EXERCISE — Your task is to quote the material that follows, in full and exactly.

Dataset items:
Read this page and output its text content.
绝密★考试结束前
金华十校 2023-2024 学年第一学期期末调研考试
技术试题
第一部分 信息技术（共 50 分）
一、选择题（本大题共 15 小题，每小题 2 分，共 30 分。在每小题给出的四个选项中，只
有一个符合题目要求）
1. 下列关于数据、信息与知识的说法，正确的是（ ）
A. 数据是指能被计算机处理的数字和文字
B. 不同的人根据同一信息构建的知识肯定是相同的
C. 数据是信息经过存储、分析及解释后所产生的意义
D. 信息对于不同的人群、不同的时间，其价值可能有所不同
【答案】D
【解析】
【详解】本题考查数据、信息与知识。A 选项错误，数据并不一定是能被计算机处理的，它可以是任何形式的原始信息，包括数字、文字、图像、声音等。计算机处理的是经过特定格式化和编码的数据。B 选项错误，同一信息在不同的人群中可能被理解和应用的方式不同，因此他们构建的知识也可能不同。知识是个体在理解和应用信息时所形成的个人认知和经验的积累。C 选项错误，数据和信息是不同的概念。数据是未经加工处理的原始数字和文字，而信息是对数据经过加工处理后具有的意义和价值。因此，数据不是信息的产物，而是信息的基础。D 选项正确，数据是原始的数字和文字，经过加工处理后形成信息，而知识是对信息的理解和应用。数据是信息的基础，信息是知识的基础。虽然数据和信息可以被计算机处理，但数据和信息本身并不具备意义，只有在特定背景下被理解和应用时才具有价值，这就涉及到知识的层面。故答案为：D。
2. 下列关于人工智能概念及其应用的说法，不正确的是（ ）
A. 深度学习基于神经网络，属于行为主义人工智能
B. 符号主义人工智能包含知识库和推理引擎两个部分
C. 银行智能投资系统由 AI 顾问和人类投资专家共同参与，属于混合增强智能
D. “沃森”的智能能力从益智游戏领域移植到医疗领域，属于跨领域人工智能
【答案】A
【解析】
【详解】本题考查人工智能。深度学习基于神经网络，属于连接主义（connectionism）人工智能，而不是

RESULT OF THE TASK —
Read this page and output its text content.
绝密★考试结束前
金华十校 2023-2024 学年第一学期期末调研考试
技术试题
第一部分 信息技术（共 50 分）
一、选择题（本大题共 15 小题，每小题 2 分，共 30 分。在每小题给出的四个选项中，只
有一个符合题目要求）
1. 下列关于数据、信息与知识的说法，正确的是（ ）
A. 数据是指能被计算机处理的数字和文字
B. 不同的人根据同一信息构建的知识肯定是相同的
C. 数据是信息经过存储、分析及解释后所产生的意义
D. 信息对于不同的人群、不同的时间，其价值可能有所不同
【答案】D
【解析】
【详解】本题考查数据、信息与知识。A 选项错误，数据并不一定是能被计算机处理的，它可以是任何形式的原始信息，包括数字、文字、图像、声音等。计算机处理的是经过特定格式化和编码的数据。B 选项错误，同一信息在不同的人群中可能被理解和应用的方式不同，因此他们构建的知识也可能不同。知识是个体在理解和应用信息时所形成的个人认知和经验的积累。C 选项错误，数据和信息是不同的概念。数据是未经加工处理的原始数字和文字，而信息是对数据经过加工处理后具有的意义和价值。因此，数据不是信息的产物，而是信息的基础。D 选项正确，数据是原始的数字和文字，经过加工处理后形成信息，而知识是对信息的理解和应用。数据是信息的基础，信息是知识的基础。虽然数据和信息可以被计算机处理，但数据和信息本身并不具备意义，只有在特定背景下被理解和应用时才具有价值，这就涉及到知识的层面。故答案为：D。
2. 下列关于人工智能概念及其应用的说法，不正确的是（ ）
A. 深度学习基于神经网络，属于行为主义人工智能
B. 符号主义人工智能包含知识库和推理引擎两个部分
C. 银行智能投资系统由 AI 顾问和人类投资专家共同参与，属于混合增强智能
D. “沃森”的智能能力从益智游戏领域移植到医疗领域，属于跨领域人工智能
【答案】A
【解析】
【详解】本题考查人工智能。深度学习基于神经网络，属于连接主义（connectionism）人工智能，而不是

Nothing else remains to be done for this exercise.